Stored items from a collection
+ + +
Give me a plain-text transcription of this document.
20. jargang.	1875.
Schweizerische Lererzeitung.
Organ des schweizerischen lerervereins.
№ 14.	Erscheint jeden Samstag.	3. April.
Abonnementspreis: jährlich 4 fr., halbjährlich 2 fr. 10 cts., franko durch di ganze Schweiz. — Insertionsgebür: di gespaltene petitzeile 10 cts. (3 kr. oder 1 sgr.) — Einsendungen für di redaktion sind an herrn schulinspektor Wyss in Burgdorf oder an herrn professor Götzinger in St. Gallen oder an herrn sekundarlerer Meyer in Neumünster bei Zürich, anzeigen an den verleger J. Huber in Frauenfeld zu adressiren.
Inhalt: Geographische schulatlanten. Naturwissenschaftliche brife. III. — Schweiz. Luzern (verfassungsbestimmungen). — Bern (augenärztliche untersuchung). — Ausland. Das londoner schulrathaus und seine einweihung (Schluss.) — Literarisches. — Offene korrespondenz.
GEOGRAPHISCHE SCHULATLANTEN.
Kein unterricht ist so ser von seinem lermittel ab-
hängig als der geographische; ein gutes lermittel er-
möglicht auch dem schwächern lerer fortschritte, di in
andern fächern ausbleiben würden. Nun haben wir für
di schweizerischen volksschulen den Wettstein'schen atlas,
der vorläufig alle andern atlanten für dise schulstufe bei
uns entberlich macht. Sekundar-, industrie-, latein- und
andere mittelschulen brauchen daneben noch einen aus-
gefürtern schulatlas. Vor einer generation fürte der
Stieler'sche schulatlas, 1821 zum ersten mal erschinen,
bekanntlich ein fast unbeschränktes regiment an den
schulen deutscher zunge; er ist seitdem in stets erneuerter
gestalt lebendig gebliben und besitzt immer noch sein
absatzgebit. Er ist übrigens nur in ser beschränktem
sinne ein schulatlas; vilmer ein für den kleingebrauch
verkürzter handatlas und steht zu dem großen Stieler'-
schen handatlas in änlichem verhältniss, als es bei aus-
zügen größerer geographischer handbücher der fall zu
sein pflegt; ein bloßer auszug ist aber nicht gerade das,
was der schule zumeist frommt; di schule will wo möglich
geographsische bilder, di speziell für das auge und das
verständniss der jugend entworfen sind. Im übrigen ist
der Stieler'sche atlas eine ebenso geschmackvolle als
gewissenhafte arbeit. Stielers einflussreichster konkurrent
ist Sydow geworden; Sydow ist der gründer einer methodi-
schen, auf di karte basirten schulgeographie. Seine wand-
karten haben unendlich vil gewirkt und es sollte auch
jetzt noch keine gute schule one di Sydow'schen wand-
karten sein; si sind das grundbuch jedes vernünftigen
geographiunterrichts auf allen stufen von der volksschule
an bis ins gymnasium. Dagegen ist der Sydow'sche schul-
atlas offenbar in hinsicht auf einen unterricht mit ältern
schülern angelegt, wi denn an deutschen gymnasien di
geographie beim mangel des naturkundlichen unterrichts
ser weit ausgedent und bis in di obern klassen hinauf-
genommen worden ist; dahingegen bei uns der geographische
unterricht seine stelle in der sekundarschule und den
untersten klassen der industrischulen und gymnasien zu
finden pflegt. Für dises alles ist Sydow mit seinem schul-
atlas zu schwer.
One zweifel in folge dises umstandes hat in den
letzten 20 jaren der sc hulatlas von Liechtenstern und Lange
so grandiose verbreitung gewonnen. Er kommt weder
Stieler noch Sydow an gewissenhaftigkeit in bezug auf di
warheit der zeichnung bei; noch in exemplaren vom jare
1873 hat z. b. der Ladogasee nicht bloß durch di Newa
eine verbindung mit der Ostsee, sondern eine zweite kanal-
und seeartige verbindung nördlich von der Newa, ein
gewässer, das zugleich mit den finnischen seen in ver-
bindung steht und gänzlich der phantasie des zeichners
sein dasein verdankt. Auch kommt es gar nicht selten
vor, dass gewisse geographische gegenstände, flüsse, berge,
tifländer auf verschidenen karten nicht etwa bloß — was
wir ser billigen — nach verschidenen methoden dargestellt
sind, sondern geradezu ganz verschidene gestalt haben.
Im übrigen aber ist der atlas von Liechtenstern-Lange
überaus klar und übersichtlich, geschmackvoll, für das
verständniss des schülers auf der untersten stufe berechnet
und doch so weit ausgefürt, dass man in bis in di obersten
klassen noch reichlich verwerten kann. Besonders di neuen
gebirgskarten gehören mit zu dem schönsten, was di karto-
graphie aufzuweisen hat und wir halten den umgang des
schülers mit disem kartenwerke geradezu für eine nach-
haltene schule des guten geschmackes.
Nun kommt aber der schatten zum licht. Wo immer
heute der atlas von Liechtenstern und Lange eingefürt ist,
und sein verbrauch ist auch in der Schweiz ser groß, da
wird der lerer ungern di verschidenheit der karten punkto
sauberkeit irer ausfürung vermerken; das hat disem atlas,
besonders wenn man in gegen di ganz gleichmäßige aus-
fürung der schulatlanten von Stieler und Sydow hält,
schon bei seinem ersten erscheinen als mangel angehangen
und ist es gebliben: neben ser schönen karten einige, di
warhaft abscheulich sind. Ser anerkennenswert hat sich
+ + +
- ABOUT THIS EXERCISE:
Every line above that includes the string "aber" needs to be copied.

- COMPLETED TASK:
sein pflegt; ein bloßer auszug ist aber nicht gerade das,
Im übrigen aber ist der atlas von Liechtenstern-Lange
Nun kommt aber der schatten zum licht. Wo immer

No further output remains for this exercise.